■ **TASK REQUIREMENTS**: Your task is to tally the lines of the listing containing the word "Ethereum" and report the figure alone.

○ ○ ○

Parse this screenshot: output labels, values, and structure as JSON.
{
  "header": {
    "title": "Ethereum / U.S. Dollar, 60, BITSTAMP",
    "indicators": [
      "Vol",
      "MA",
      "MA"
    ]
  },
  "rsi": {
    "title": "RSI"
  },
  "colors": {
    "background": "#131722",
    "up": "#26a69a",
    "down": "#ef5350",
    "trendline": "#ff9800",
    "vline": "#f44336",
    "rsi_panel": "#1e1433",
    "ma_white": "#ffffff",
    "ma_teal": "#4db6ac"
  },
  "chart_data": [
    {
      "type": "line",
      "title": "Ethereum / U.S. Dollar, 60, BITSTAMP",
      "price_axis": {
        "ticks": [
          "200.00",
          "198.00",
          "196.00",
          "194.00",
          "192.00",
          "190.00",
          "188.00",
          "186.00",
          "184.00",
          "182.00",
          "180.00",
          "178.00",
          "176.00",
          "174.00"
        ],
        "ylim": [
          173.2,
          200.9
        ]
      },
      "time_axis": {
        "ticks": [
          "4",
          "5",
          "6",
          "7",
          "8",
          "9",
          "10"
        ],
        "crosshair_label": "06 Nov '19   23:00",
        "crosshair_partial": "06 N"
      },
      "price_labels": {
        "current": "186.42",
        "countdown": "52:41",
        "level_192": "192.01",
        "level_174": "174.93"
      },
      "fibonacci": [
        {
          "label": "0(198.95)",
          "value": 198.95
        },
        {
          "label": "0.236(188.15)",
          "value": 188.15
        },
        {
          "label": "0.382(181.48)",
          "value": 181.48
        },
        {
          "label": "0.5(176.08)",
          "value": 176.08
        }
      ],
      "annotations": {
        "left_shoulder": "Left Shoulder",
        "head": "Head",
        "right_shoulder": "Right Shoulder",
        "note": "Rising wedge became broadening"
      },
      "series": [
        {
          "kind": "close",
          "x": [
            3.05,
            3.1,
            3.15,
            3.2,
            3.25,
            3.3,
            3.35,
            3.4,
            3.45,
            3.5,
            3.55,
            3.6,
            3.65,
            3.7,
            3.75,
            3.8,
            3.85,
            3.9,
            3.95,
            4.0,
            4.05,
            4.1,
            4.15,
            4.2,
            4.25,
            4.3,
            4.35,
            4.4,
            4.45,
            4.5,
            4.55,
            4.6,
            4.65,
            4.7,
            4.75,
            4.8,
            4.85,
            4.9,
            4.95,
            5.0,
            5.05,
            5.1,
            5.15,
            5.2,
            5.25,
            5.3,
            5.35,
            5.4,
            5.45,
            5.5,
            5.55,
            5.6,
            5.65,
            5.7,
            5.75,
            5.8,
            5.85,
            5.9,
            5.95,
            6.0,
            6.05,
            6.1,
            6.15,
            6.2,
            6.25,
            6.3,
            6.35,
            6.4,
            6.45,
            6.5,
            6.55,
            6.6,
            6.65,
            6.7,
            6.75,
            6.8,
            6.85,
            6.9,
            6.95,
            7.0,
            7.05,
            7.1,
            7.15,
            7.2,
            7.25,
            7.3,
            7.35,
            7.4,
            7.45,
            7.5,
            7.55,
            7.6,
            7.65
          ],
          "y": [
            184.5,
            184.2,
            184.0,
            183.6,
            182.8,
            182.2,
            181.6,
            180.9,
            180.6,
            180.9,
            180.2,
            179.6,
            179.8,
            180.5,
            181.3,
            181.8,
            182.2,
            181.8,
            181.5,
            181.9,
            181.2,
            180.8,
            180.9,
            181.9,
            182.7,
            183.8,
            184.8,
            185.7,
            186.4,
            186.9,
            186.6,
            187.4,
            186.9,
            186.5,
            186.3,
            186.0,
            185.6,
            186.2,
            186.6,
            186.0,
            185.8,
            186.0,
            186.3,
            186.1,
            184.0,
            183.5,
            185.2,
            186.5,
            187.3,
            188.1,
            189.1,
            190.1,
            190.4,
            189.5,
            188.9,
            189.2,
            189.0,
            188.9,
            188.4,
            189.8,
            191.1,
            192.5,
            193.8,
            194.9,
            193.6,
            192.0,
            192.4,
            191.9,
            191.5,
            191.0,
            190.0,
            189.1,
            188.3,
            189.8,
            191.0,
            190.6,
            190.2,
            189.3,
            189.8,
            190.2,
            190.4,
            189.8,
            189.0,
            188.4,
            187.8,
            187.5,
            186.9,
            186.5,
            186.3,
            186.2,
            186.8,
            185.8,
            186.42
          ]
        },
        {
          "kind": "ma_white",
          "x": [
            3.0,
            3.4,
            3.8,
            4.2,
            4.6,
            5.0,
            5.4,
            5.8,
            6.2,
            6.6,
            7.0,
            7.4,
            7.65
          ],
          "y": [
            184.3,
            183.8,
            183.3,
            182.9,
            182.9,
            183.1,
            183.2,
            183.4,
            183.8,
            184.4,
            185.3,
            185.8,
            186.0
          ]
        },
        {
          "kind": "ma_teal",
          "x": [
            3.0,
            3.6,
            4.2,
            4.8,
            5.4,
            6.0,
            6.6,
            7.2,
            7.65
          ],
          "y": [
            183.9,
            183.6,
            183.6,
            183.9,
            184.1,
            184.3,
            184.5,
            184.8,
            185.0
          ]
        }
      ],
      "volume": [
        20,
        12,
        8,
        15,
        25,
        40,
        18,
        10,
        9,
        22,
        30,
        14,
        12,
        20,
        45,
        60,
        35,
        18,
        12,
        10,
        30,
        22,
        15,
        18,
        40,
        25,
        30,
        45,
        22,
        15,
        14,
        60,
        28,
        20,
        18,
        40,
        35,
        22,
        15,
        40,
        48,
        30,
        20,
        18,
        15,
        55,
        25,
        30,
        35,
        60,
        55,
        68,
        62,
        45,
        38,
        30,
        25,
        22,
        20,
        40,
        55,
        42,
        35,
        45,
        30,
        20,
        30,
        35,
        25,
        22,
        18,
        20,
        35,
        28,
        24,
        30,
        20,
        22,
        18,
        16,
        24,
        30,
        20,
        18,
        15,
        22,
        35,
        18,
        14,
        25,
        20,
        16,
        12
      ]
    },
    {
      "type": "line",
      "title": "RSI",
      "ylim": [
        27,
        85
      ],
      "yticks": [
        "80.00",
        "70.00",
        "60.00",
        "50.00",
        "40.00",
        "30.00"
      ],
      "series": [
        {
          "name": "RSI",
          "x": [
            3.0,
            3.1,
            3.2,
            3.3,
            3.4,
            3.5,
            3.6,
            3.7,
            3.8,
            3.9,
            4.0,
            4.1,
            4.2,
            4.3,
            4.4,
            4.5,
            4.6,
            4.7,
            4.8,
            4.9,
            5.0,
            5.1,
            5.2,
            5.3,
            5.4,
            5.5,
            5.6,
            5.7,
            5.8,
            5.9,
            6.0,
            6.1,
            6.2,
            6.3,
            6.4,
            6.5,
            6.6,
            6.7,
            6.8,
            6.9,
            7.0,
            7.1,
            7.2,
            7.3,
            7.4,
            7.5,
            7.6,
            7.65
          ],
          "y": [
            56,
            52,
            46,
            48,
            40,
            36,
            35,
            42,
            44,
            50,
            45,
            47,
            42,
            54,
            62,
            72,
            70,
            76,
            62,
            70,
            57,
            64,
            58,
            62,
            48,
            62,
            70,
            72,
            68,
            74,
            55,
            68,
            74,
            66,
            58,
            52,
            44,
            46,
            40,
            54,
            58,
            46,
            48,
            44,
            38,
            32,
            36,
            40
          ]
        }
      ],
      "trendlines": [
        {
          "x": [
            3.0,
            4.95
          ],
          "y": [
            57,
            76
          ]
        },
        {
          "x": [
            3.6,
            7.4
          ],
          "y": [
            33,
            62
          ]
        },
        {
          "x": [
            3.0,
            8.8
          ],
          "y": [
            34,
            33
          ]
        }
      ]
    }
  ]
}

○ ○ ○

■ **RESULT**: 2